> BRANO:

Detrazione per interventi di recupero del patrimonio edilizio - Immobile acquisito per successione ereditaria  - Locazioni brevi - Fruizione della dell'agevolazione da parte dell'erede - Chiarimenti

Testo vigente oggi 19/09/2019

Agenzia delle entrate
Risposta 19 luglio 2019, n. 282
Interpello articolo 11, comma 1, lettera a), legge 27 luglio 2000, n. 212 - Fruizione dell’agevolazione per interventi di recupero del patrimonio edilizio e di riqualificazione energetica degli edifici in relazione ad un immobile acquisito per successione ereditaria - Articolo16-bis Tuir

Con l'interpello specificato in oggetto è stato esposto il seguente

 

Quesito

L’Istante dichiara di essere proprietaria di un immobile pervenuto allo stesso per successione.

> ELENCO ESTRATTO:

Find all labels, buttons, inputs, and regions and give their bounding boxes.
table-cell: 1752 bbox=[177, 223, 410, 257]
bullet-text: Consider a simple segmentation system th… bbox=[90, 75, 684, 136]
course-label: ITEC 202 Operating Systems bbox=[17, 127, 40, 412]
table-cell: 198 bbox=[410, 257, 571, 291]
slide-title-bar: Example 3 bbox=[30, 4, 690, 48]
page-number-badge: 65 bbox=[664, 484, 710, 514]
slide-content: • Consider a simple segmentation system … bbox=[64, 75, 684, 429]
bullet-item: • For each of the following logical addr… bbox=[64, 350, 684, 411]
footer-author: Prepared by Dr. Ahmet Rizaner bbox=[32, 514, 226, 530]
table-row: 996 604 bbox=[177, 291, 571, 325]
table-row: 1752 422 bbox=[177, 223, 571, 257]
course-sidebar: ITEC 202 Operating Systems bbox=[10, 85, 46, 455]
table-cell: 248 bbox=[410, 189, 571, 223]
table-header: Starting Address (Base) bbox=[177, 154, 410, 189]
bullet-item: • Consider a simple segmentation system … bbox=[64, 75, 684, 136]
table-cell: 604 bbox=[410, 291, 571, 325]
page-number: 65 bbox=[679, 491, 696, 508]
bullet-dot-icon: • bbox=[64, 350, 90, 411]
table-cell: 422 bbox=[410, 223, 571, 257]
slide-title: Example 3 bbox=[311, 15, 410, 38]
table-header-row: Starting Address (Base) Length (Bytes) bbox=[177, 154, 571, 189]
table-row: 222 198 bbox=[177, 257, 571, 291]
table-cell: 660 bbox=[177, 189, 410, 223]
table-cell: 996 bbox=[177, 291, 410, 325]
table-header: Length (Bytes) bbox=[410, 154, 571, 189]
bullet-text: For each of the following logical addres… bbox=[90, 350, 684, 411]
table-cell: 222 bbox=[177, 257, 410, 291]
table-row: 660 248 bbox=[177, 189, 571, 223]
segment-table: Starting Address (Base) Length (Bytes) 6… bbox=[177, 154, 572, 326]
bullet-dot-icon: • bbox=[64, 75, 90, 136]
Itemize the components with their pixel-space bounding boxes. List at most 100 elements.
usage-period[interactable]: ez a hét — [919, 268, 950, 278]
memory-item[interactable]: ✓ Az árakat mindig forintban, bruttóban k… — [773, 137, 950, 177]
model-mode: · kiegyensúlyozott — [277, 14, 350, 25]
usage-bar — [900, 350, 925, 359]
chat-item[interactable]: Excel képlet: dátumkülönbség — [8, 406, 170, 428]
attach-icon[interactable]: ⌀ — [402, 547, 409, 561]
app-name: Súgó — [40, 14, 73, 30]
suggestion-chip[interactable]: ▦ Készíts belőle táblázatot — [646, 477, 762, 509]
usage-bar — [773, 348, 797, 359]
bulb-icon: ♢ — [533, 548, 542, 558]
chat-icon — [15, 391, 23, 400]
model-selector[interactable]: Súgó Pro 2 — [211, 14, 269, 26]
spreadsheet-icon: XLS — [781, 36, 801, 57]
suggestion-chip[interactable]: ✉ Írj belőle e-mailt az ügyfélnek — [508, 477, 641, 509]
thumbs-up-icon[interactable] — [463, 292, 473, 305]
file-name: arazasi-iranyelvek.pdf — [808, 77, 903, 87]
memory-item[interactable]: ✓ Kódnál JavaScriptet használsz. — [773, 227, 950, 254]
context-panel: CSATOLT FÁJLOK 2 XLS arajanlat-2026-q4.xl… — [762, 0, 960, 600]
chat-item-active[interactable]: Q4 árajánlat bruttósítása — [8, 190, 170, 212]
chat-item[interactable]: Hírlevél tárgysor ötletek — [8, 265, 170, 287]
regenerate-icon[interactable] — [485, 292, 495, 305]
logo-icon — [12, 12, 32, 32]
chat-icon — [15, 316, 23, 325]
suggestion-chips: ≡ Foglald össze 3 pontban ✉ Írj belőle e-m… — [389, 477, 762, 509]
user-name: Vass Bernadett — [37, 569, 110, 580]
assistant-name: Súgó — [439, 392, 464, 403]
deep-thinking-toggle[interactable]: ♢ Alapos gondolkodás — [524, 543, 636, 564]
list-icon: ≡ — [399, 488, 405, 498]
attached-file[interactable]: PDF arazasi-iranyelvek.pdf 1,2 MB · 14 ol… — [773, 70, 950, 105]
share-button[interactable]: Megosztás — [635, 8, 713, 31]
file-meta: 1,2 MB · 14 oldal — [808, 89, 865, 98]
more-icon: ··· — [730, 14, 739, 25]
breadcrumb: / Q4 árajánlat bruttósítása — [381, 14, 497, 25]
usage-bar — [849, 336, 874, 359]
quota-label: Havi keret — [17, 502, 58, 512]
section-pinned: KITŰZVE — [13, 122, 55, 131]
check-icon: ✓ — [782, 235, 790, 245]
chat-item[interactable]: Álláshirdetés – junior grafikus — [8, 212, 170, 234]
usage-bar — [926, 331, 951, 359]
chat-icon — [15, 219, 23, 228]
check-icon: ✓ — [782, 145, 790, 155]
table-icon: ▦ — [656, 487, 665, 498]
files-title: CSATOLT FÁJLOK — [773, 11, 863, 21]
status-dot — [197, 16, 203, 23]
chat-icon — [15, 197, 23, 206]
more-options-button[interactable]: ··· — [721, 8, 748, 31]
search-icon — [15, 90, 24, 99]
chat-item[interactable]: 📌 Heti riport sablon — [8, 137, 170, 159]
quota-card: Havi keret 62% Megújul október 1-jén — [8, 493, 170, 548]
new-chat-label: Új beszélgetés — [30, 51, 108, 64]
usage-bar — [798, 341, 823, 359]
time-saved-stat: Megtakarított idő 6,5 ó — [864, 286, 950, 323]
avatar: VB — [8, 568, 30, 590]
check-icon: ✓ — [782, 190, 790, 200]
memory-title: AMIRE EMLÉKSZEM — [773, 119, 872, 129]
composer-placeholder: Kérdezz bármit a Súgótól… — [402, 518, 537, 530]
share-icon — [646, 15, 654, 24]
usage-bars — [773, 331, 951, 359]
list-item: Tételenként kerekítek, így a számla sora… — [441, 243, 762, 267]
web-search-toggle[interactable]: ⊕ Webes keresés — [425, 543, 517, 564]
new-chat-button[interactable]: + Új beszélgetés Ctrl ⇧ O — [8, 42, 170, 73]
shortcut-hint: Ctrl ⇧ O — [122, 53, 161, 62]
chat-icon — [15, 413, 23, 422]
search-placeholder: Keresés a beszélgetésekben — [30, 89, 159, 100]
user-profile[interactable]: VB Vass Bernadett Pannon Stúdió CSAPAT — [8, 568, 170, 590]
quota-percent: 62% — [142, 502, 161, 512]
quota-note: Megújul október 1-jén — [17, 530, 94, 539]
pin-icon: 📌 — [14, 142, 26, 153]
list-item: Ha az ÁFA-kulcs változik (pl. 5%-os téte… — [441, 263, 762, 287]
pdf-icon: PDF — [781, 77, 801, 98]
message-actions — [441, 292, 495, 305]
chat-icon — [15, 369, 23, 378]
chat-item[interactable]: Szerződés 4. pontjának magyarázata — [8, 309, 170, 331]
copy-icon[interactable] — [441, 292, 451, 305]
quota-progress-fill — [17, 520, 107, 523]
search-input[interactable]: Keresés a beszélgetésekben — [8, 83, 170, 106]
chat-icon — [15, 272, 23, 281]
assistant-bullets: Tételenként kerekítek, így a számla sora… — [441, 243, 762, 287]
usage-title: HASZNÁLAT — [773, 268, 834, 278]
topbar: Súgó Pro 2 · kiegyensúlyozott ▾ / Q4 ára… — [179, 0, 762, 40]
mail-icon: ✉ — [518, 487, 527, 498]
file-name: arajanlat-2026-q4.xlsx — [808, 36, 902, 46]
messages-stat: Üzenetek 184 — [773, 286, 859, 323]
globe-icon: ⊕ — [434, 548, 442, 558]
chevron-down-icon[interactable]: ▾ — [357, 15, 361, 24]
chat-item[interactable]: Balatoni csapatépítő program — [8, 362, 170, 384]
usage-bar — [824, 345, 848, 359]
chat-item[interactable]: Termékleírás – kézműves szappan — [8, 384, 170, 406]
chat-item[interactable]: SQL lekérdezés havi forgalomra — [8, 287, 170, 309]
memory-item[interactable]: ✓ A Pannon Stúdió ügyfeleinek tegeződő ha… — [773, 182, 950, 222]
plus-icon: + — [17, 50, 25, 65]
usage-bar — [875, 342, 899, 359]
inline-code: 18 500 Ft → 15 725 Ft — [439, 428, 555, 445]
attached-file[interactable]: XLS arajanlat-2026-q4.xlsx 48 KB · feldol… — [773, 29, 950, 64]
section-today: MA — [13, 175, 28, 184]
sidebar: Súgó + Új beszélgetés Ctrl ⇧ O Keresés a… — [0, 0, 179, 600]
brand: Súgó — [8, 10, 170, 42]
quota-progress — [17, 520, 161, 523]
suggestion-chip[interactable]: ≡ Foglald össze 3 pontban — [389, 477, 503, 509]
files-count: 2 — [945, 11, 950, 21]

> COMPITO DA SVOLGERE: Prosegui il brano sulla detrazione per il recupero edilizio di un immobile ereditato, ripartendo subito dopo l'ultima frase riportata. L'elenco non ha alcun legame con il brano.

> LA TUA RISPOSTA:
Il Contribuente prosegue evidenziando che l’immobile in questione era stato oggetto di ristrutturazione; ai sensi dell’articolo 16-bis del Tuir può continuare ad usufruire della detrazione Irpef l’erede che conserva la “detenzione materiale e diretta del bene”.

Nel caso in cui l’immobile dovesse essere oggetto di locazione, dunque, verrebbe meno la possibilità di accedere alla detrazione Irpef, non avendo più il contribuente l’immediata disponibilità del bene.

Avendo l’Istante intenzione di concedere il godimento dell’immobile acquistato per successione con contratti di locazioni brevi, chiede se sia possibile usufruire della detrazione fiscale in argomento nel caso in cui il bene sia locato solo per brevi periodi nel corso dell’anno.

 

Soluzione prospettata dal contribuente

L’Istante ritiene che il caso prospettato debba essere risolto applicando la “detrazione Irpef per ristrutturazione” anche all’immobile oggetto di locazioni brevi, in quanto l’erede mantiene comunque la detenzione materiale e diretta del bene quasi per l’intero anno solare.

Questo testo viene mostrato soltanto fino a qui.